--- Provided records ---
※ ※ ※
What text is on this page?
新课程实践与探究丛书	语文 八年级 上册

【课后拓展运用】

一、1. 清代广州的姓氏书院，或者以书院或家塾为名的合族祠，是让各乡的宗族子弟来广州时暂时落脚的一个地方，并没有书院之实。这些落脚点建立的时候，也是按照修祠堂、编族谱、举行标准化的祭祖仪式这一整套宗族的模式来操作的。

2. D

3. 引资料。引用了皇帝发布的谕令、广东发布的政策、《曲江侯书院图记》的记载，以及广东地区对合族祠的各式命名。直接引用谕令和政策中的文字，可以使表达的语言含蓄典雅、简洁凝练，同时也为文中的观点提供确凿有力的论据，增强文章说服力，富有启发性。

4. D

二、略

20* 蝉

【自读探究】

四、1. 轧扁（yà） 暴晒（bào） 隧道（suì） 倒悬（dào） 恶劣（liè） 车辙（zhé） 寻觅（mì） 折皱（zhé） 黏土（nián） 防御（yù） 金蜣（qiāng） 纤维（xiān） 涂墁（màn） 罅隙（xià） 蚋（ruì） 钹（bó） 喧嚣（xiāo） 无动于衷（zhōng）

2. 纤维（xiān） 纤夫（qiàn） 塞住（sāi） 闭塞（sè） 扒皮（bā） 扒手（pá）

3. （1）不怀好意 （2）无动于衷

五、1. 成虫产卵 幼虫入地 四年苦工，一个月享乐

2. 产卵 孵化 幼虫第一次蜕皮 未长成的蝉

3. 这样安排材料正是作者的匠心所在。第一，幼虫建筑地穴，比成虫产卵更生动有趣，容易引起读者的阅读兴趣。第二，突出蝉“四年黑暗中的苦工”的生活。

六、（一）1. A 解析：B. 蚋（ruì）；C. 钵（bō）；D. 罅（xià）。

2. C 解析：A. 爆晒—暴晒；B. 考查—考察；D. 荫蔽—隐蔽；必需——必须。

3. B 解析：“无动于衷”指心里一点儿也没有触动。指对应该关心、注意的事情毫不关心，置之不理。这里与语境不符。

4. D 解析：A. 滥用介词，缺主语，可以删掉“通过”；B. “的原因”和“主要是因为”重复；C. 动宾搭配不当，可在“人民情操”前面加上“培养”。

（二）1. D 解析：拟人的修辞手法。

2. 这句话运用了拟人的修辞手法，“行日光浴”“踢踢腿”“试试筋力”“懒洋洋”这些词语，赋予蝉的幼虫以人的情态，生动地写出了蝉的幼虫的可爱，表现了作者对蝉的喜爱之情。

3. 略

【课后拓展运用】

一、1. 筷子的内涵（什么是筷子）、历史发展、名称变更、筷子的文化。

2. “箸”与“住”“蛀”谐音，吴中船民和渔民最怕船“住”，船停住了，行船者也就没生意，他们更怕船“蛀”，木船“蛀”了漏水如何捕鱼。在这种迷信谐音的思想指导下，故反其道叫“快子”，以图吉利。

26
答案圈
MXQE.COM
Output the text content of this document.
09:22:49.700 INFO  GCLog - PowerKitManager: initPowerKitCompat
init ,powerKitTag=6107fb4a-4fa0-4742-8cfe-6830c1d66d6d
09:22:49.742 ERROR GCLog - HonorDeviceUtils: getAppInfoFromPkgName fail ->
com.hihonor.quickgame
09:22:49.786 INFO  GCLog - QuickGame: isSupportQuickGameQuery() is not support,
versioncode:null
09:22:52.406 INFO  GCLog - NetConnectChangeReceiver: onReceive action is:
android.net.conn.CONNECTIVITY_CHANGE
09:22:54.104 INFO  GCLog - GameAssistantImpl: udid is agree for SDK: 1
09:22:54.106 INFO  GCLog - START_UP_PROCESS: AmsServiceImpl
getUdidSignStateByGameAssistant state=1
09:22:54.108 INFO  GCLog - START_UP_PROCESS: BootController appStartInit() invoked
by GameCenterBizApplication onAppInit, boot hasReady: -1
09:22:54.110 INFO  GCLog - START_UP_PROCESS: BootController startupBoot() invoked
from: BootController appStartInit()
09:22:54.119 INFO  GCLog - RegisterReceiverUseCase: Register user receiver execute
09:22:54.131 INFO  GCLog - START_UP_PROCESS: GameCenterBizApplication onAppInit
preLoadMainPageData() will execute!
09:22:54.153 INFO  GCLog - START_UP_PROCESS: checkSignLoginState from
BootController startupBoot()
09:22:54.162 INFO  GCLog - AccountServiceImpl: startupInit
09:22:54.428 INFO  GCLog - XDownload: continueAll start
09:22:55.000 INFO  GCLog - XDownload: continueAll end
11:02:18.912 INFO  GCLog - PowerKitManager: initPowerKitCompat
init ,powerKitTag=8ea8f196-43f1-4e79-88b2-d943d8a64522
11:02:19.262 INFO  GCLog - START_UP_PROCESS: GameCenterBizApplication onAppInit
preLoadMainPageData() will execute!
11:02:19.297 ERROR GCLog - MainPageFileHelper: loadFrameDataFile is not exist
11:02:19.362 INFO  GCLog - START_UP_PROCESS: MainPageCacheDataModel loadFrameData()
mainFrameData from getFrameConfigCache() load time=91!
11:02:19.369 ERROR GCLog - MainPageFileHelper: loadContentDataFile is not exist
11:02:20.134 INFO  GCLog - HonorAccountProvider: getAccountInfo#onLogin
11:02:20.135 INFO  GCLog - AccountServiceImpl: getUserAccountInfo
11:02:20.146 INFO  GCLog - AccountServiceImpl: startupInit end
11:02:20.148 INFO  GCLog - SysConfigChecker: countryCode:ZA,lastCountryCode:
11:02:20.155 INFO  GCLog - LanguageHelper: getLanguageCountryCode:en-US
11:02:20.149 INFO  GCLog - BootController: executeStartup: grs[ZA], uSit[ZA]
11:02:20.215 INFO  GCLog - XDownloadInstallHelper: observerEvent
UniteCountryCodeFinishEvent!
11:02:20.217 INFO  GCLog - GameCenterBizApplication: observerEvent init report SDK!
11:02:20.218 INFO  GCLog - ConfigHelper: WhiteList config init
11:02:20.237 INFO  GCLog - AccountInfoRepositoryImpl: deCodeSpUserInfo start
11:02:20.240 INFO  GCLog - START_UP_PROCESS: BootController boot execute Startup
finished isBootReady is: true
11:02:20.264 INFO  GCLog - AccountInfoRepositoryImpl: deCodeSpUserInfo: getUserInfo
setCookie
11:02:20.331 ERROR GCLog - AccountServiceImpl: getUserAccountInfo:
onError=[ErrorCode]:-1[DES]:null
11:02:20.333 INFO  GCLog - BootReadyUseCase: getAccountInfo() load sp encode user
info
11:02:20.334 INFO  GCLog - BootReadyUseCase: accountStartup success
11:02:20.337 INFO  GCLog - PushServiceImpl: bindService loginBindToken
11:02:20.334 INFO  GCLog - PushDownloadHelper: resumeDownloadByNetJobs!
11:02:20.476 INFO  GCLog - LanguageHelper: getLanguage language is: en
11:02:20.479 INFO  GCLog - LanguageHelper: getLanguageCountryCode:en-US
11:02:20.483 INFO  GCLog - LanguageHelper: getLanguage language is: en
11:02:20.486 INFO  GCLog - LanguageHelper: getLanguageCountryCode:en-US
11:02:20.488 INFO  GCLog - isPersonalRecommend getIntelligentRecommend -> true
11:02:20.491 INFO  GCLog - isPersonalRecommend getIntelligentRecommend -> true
※ ※ ※
--- What is required ---
Every record should be repeated exactly; please leave none out.

--- Completed exercise ---
What text is on this page?
新课程实践与探究丛书	语文 八年级 上册

【课后拓展运用】

一、1. 清代广州的姓氏书院，或者以书院或家塾为名的合族祠，是让各乡的宗族子弟来广州时暂时落脚的一个地方，并没有书院之实。这些落脚点建立的时候，也是按照修祠堂、编族谱、举行标准化的祭祖仪式这一整套宗族的模式来操作的。

2. D

3. 引资料。引用了皇帝发布的谕令、广东发布的政策、《曲江侯书院图记》的记载，以及广东地区对合族祠的各式命名。直接引用谕令和政策中的文字，可以使表达的语言含蓄典雅、简洁凝练，同时也为文中的观点提供确凿有力的论据，增强文章说服力，富有启发性。

4. D

二、略

20* 蝉

【自读探究】

四、1. 轧扁（yà） 暴晒（bào） 隧道（suì） 倒悬（dào） 恶劣（liè） 车辙（zhé） 寻觅（mì） 折皱（zhé） 黏土（nián） 防御（yù） 金蜣（qiāng） 纤维（xiān） 涂墁（màn） 罅隙（xià） 蚋（ruì） 钹（bó） 喧嚣（xiāo） 无动于衷（zhōng）

2. 纤维（xiān） 纤夫（qiàn） 塞住（sāi） 闭塞（sè） 扒皮（bā） 扒手（pá）

3. （1）不怀好意 （2）无动于衷

五、1. 成虫产卵 幼虫入地 四年苦工，一个月享乐

2. 产卵 孵化 幼虫第一次蜕皮 未长成的蝉

3. 这样安排材料正是作者的匠心所在。第一，幼虫建筑地穴，比成虫产卵更生动有趣，容易引起读者的阅读兴趣。第二，突出蝉“四年黑暗中的苦工”的生活。

六、（一）1. A 解析：B. 蚋（ruì）；C. 钵（bō）；D. 罅（xià）。

2. C 解析：A. 爆晒—暴晒；B. 考查—考察；D. 荫蔽—隐蔽；必需——必须。

3. B 解析：“无动于衷”指心里一点儿也没有触动。指对应该关心、注意的事情毫不关心，置之不理。这里与语境不符。

4. D 解析：A. 滥用介词，缺主语，可以删掉“通过”；B. “的原因”和“主要是因为”重复；C. 动宾搭配不当，可在“人民情操”前面加上“培养”。

（二）1. D 解析：拟人的修辞手法。

2. 这句话运用了拟人的修辞手法，“行日光浴”“踢踢腿”“试试筋力”“懒洋洋”这些词语，赋予蝉的幼虫以人的情态，生动地写出了蝉的幼虫的可爱，表现了作者对蝉的喜爱之情。

3. 略

【课后拓展运用】

一、1. 筷子的内涵（什么是筷子）、历史发展、名称变更、筷子的文化。

2. “箸”与“住”“蛀”谐音，吴中船民和渔民最怕船“住”，船停住了，行船者也就没生意，他们更怕船“蛀”，木船“蛀”了漏水如何捕鱼。在这种迷信谐音的思想指导下，故反其道叫“快子”，以图吉利。

26
答案圈
MXQE.COM
Output the text content of this document.
09:22:49.700 INFO  GCLog - PowerKitManager: initPowerKitCompat
init ,powerKitTag=6107fb4a-4fa0-4742-8cfe-6830c1d66d6d
09:22:49.742 ERROR GCLog - HonorDeviceUtils: getAppInfoFromPkgName fail ->
com.hihonor.quickgame
09:22:49.786 INFO  GCLog - QuickGame: isSupportQuickGameQuery() is not support,
versioncode:null
09:22:52.406 INFO  GCLog - NetConnectChangeReceiver: onReceive action is:
android.net.conn.CONNECTIVITY_CHANGE
09:22:54.104 INFO  GCLog - GameAssistantImpl: udid is agree for SDK: 1
09:22:54.106 INFO  GCLog - START_UP_PROCESS: AmsServiceImpl
getUdidSignStateByGameAssistant state=1
09:22:54.108 INFO  GCLog - START_UP_PROCESS: BootController appStartInit() invoked
by GameCenterBizApplication onAppInit, boot hasReady: -1
09:22:54.110 INFO  GCLog - START_UP_PROCESS: BootController startupBoot() invoked
from: BootController appStartInit()
09:22:54.119 INFO  GCLog - RegisterReceiverUseCase: Register user receiver execute
09:22:54.131 INFO  GCLog - START_UP_PROCESS: GameCenterBizApplication onAppInit
preLoadMainPageData() will execute!
09:22:54.153 INFO  GCLog - START_UP_PROCESS: checkSignLoginState from
BootController startupBoot()
09:22:54.162 INFO  GCLog - AccountServiceImpl: startupInit
09:22:54.428 INFO  GCLog - XDownload: continueAll start
09:22:55.000 INFO  GCLog - XDownload: continueAll end
11:02:18.912 INFO  GCLog - PowerKitManager: initPowerKitCompat
init ,powerKitTag=8ea8f196-43f1-4e79-88b2-d943d8a64522
11:02:19.262 INFO  GCLog - START_UP_PROCESS: GameCenterBizApplication onAppInit
preLoadMainPageData() will execute!
11:02:19.297 ERROR GCLog - MainPageFileHelper: loadFrameDataFile is not exist
11:02:19.362 INFO  GCLog - START_UP_PROCESS: MainPageCacheDataModel loadFrameData()
mainFrameData from getFrameConfigCache() load time=91!
11:02:19.369 ERROR GCLog - MainPageFileHelper: loadContentDataFile is not exist
11:02:20.134 INFO  GCLog - HonorAccountProvider: getAccountInfo#onLogin
11:02:20.135 INFO  GCLog - AccountServiceImpl: getUserAccountInfo
11:02:20.146 INFO  GCLog - AccountServiceImpl: startupInit end
11:02:20.148 INFO  GCLog - SysConfigChecker: countryCode:ZA,lastCountryCode:
11:02:20.155 INFO  GCLog - LanguageHelper: getLanguageCountryCode:en-US
11:02:20.149 INFO  GCLog - BootController: executeStartup: grs[ZA], uSit[ZA]
11:02:20.215 INFO  GCLog - XDownloadInstallHelper: observerEvent
UniteCountryCodeFinishEvent!
11:02:20.217 INFO  GCLog - GameCenterBizApplication: observerEvent init report SDK!
11:02:20.218 INFO  GCLog - ConfigHelper: WhiteList config init
11:02:20.237 INFO  GCLog - AccountInfoRepositoryImpl: deCodeSpUserInfo start
11:02:20.240 INFO  GCLog - START_UP_PROCESS: BootController boot execute Startup
finished isBootReady is: true
11:02:20.264 INFO  GCLog - AccountInfoRepositoryImpl: deCodeSpUserInfo: getUserInfo
setCookie
11:02:20.331 ERROR GCLog - AccountServiceImpl: getUserAccountInfo:
onError=[ErrorCode]:-1[DES]:null
11:02:20.333 INFO  GCLog - BootReadyUseCase: getAccountInfo() load sp encode user
info
11:02:20.334 INFO  GCLog - BootReadyUseCase: accountStartup success
11:02:20.337 INFO  GCLog - PushServiceImpl: bindService loginBindToken
11:02:20.334 INFO  GCLog - PushDownloadHelper: resumeDownloadByNetJobs!
11:02:20.476 INFO  GCLog - LanguageHelper: getLanguage language is: en
11:02:20.479 INFO  GCLog - LanguageHelper: getLanguageCountryCode:en-US
11:02:20.483 INFO  GCLog - LanguageHelper: getLanguage language is: en
11:02:20.486 INFO  GCLog - LanguageHelper: getLanguageCountryCode:en-US
11:02:20.488 INFO  GCLog - isPersonalRecommend getIntelligentRecommend -> true
11:02:20.491 INFO  GCLog - isPersonalRecommend getIntelligentRecommend -> true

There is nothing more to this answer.